INSTRUCTION:
Repeat exactly each line of the data provided below.

_ _ _ _

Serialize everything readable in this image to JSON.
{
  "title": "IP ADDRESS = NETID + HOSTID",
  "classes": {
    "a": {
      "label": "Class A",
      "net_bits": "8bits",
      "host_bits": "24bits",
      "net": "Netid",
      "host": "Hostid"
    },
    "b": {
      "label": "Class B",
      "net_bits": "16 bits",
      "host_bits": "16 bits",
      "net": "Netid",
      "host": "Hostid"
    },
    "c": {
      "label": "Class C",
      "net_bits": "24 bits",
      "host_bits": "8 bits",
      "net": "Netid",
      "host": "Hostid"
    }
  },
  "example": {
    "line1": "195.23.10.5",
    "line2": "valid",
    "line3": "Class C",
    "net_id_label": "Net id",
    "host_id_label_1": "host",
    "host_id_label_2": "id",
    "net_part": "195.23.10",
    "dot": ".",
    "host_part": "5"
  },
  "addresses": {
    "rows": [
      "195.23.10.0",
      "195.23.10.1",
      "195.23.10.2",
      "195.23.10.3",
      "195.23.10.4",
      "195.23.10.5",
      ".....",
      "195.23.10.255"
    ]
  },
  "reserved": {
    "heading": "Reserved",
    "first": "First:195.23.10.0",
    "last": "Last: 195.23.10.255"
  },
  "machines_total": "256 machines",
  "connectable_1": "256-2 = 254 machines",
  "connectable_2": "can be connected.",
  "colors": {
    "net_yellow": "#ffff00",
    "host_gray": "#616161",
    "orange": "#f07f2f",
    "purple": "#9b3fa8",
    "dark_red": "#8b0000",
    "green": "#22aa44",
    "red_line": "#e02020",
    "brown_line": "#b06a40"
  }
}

_ _ _ _

FINAL RESULT:
Serialize everything readable in this image to JSON.
{
  "title": "IP ADDRESS = NETID + HOSTID",
  "classes": {
    "a": {
      "label": "Class A",
      "net_bits": "8bits",
      "host_bits": "24bits",
      "net": "Netid",
      "host": "Hostid"
    },
    "b": {
      "label": "Class B",
      "net_bits": "16 bits",
      "host_bits": "16 bits",
      "net": "Netid",
      "host": "Hostid"
    },
    "c": {
      "label": "Class C",
      "net_bits": "24 bits",
      "host_bits": "8 bits",
      "net": "Netid",
      "host": "Hostid"
    }
  },
  "example": {
    "line1": "195.23.10.5",
    "line2": "valid",
    "line3": "Class C",
    "net_id_label": "Net id",
    "host_id_label_1": "host",
    "host_id_label_2": "id",
    "net_part": "195.23.10",
    "dot": ".",
    "host_part": "5"
  },
  "addresses": {
    "rows": [
      "195.23.10.0",
      "195.23.10.1",
      "195.23.10.2",
      "195.23.10.3",
      "195.23.10.4",
      "195.23.10.5",
      ".....",
      "195.23.10.255"
    ]
  },
  "reserved": {
    "heading": "Reserved",
    "first": "First:195.23.10.0",
    "last": "Last: 195.23.10.255"
  },
  "machines_total": "256 machines",
  "connectable_1": "256-2 = 254 machines",
  "connectable_2": "can be connected.",
  "colors": {
    "net_yellow": "#ffff00",
    "host_gray": "#616161",
    "orange": "#f07f2f",
    "purple": "#9b3fa8",
    "dark_red": "#8b0000",
    "green": "#22aa44",
    "red_line": "#e02020",
    "brown_line": "#b06a40"
  }
}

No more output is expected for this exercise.